= Exercise details =
Determine how many lines contain the string "main". Respond with that number and nothing more.

= Data records =

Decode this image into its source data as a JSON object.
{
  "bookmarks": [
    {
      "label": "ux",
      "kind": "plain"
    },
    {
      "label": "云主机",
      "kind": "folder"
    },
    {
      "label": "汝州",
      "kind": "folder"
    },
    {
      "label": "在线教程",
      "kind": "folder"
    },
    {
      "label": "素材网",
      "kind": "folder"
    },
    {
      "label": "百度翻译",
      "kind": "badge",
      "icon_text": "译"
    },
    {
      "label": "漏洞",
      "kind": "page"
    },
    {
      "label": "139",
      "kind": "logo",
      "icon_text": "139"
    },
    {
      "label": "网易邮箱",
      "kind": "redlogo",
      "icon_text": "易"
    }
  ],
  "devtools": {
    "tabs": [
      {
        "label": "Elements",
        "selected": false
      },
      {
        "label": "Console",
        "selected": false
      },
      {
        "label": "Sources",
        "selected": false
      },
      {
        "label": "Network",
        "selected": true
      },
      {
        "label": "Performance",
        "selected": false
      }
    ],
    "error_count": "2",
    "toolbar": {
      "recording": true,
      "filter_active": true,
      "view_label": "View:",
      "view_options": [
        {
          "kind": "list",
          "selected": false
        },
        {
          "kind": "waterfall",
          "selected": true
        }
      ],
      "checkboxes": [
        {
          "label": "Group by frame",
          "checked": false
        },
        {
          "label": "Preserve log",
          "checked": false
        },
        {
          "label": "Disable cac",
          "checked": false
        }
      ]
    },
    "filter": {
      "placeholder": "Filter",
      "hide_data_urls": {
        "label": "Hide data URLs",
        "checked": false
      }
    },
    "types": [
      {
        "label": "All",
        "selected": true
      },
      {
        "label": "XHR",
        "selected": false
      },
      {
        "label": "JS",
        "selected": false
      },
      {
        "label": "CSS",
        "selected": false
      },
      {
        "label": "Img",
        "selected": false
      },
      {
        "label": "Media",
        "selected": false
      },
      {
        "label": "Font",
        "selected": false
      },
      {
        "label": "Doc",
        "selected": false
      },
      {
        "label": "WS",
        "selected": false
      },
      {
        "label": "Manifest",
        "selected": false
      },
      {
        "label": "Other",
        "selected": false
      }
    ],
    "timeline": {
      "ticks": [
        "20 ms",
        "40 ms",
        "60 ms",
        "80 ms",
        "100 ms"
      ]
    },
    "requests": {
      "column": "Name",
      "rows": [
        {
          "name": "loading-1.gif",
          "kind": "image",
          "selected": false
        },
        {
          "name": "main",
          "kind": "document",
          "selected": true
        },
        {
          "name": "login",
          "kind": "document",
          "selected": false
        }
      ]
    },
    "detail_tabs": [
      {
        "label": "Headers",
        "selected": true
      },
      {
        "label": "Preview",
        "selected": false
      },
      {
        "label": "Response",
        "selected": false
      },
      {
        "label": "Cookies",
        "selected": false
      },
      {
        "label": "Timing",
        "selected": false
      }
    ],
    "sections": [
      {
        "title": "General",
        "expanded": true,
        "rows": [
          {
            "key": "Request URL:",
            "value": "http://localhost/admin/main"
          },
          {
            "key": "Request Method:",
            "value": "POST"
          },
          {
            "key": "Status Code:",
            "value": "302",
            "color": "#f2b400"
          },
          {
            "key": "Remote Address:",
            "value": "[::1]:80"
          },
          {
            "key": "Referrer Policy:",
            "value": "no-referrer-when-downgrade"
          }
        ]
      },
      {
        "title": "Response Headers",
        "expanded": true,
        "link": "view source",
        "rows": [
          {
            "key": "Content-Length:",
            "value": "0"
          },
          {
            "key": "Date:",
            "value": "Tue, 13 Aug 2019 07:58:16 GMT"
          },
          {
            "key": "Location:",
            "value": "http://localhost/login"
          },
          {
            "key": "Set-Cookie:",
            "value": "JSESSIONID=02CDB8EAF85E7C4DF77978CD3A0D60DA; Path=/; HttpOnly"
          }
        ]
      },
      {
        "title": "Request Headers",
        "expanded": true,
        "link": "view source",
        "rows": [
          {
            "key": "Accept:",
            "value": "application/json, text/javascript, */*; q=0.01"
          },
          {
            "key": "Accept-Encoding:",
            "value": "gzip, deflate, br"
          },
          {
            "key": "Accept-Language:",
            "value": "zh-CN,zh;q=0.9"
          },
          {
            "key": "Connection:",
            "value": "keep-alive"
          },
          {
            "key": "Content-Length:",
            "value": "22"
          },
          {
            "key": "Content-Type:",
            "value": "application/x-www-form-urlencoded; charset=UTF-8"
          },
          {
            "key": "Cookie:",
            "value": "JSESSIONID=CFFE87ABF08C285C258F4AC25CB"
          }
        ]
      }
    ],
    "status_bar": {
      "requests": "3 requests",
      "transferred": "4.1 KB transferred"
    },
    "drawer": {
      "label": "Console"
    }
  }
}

= Written response =
2